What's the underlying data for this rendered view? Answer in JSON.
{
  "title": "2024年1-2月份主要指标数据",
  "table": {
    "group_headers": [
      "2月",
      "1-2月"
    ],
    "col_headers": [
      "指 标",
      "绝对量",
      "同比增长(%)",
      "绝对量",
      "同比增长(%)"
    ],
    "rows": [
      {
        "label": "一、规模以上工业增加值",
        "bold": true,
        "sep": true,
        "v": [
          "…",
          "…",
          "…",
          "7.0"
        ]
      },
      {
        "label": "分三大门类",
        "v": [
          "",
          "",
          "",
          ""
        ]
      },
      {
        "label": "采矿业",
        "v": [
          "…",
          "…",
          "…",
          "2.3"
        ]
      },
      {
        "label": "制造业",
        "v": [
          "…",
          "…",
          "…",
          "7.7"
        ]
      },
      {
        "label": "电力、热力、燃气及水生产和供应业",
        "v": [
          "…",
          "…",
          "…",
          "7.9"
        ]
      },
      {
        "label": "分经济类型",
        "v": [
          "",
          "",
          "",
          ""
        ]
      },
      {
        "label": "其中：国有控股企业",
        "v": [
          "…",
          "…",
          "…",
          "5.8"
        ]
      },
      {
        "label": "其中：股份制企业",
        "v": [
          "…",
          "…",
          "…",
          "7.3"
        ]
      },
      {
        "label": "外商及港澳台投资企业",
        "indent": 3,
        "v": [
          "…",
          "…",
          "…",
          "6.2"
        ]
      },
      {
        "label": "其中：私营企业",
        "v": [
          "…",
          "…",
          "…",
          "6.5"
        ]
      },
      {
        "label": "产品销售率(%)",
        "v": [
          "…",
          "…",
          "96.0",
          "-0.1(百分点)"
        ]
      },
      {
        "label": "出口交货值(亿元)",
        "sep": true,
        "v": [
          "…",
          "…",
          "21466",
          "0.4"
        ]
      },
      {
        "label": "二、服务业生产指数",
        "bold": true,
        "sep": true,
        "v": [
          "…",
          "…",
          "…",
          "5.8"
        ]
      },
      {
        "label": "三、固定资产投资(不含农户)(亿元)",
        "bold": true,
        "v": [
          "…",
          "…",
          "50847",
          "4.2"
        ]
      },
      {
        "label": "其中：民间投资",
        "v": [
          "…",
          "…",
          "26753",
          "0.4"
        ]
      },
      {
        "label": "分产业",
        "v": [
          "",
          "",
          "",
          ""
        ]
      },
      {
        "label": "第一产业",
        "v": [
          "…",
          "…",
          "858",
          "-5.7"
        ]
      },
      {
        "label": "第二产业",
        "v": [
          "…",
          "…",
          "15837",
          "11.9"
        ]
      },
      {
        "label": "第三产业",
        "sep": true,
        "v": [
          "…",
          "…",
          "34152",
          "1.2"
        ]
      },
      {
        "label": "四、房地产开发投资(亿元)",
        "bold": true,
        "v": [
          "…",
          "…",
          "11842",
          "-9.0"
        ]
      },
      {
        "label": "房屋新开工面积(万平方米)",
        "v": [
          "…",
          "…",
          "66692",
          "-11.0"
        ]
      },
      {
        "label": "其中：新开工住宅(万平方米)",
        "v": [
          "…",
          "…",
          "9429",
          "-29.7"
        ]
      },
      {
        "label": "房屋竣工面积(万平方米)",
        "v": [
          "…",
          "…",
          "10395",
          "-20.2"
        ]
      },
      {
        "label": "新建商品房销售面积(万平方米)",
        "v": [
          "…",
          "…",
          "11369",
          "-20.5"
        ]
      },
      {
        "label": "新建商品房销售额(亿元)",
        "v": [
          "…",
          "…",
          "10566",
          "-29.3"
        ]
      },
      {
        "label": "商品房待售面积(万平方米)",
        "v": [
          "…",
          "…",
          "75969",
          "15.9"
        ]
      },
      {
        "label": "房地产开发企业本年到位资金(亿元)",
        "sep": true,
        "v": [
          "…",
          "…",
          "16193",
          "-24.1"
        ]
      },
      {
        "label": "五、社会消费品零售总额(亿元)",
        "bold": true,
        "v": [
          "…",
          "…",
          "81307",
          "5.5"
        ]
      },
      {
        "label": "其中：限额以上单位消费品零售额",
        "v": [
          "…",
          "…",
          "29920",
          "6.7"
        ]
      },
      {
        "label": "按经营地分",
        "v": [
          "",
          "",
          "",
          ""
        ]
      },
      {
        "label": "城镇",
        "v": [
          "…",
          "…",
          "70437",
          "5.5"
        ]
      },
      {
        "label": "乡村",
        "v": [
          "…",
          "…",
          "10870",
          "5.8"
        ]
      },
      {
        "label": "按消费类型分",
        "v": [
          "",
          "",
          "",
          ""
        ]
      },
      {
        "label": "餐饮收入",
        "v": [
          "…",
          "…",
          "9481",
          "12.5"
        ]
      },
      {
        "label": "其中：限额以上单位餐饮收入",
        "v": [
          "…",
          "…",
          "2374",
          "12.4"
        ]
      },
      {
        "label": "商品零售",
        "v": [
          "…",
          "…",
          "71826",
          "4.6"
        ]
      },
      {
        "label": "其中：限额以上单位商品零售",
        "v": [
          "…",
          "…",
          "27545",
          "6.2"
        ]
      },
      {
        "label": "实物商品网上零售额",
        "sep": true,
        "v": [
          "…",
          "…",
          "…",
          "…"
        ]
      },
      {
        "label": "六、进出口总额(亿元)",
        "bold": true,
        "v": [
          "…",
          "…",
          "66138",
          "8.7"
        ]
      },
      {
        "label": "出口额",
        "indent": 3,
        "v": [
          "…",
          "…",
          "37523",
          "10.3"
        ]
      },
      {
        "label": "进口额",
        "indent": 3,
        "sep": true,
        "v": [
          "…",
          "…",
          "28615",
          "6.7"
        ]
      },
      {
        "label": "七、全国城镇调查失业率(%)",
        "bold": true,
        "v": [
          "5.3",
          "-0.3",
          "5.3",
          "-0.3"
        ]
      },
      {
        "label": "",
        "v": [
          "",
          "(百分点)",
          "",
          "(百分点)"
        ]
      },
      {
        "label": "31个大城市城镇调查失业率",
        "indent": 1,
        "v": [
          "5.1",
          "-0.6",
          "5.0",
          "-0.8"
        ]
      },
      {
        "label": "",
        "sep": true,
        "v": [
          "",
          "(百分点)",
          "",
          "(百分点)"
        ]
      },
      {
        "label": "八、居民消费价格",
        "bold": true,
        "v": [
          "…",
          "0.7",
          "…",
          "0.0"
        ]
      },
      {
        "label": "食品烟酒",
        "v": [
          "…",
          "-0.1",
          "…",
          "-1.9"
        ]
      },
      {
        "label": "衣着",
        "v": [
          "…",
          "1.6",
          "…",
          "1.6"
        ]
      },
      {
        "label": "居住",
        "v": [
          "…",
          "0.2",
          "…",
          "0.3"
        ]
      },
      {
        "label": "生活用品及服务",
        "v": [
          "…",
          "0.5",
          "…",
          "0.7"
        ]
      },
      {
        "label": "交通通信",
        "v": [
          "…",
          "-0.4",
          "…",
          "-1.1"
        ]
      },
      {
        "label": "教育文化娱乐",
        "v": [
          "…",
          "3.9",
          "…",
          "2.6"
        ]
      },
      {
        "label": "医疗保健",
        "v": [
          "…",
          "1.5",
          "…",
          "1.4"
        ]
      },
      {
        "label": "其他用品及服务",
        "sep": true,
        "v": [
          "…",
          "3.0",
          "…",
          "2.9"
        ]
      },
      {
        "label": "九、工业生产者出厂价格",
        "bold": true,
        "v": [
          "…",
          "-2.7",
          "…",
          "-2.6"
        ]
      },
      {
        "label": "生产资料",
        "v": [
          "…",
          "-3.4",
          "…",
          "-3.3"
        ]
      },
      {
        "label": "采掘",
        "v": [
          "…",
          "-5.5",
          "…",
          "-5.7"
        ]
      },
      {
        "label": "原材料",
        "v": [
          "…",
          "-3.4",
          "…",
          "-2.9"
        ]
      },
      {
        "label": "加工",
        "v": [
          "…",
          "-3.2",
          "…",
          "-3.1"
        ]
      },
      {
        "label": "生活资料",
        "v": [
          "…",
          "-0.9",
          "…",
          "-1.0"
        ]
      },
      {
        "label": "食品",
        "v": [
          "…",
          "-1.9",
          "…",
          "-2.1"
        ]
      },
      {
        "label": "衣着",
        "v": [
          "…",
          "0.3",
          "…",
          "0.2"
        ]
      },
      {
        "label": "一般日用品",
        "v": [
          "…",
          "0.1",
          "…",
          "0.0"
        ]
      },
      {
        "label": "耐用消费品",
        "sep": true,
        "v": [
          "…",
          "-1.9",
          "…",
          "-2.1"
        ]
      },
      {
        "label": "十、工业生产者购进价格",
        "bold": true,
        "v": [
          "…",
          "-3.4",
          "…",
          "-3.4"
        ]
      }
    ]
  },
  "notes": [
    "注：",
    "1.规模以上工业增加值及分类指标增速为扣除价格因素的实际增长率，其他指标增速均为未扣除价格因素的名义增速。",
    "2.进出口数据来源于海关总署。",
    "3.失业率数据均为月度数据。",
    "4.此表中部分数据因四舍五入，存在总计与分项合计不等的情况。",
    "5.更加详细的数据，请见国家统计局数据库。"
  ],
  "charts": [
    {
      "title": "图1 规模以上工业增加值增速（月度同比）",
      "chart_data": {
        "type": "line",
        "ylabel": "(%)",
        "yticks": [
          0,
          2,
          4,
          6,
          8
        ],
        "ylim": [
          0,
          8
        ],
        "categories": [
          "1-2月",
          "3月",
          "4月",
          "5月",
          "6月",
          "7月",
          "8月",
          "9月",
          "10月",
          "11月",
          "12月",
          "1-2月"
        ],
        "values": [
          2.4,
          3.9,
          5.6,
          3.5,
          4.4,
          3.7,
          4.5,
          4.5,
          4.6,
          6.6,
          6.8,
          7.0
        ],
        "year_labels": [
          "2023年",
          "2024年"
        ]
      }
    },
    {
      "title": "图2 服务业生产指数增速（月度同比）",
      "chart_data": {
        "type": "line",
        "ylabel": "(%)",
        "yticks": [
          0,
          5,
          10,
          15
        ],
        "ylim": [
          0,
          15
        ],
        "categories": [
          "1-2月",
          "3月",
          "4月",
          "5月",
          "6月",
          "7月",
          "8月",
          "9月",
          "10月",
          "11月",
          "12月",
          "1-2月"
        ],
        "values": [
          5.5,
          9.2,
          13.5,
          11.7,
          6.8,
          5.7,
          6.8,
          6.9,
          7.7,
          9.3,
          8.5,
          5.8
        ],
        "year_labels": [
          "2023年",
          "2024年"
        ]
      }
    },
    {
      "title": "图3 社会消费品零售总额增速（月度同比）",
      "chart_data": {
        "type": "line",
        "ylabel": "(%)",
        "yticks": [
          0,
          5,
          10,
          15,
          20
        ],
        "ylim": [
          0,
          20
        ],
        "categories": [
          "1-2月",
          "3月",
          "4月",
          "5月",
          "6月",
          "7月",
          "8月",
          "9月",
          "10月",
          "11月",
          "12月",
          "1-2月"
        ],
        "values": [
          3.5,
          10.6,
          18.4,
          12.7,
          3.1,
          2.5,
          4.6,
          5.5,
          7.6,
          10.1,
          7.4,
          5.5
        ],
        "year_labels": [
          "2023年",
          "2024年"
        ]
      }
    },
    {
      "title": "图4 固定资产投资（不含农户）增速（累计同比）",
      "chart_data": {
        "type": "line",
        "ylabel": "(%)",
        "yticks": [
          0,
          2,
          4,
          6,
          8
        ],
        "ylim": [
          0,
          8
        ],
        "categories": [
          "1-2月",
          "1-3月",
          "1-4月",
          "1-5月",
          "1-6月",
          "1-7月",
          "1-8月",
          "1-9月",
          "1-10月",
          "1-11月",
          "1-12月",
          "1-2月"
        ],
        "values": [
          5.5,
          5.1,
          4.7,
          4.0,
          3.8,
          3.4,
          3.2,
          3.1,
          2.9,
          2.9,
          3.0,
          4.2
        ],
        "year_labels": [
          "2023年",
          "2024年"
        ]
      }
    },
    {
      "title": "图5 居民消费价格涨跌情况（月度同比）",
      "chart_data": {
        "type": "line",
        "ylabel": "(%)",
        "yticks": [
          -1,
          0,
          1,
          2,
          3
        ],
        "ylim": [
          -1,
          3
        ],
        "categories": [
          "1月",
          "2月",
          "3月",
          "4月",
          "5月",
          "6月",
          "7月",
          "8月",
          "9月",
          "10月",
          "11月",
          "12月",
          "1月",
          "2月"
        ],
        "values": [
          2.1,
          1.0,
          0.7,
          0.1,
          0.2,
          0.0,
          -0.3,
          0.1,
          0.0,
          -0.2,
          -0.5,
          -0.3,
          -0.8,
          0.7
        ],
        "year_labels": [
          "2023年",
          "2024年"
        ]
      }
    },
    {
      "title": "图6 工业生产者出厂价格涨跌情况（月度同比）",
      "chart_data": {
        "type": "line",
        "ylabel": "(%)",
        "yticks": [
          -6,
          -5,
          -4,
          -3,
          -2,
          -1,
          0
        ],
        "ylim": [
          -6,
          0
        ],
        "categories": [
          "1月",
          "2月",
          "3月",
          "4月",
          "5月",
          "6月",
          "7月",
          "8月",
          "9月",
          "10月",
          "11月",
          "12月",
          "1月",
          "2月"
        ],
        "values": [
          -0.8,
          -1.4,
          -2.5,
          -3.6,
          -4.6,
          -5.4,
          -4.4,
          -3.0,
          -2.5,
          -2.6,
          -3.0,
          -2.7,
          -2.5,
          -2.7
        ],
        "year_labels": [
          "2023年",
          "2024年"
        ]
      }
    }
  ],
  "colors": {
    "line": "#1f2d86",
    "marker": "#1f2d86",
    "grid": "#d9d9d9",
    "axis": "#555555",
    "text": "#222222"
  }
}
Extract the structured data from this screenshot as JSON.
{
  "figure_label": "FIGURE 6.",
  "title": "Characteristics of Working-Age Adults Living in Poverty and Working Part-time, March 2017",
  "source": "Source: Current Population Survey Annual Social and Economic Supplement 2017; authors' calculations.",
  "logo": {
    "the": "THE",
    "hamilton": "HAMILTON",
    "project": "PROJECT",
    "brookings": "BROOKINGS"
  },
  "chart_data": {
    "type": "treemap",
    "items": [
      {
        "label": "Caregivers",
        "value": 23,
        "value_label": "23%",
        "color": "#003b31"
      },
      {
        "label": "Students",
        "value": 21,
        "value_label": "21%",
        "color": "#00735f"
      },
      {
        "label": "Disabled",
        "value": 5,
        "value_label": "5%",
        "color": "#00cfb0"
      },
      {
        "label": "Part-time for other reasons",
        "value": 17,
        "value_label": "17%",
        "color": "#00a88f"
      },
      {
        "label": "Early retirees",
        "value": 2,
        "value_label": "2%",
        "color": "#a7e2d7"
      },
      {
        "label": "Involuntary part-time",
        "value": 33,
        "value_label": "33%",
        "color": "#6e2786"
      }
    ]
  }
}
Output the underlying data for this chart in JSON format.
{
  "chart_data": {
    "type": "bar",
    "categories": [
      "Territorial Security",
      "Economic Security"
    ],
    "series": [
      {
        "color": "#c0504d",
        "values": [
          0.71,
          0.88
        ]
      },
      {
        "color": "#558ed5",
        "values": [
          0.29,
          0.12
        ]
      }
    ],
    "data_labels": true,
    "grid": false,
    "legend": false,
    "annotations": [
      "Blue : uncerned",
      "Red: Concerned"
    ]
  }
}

▸ **GOAL**: Collect each line above holding the string "Economic".

▸ **EXERCISE RESPONSE**:
  "source": "Source: Current Population Survey Annual Social and Economic Supplement 2017; authors' calculations.",
      "Economic Security"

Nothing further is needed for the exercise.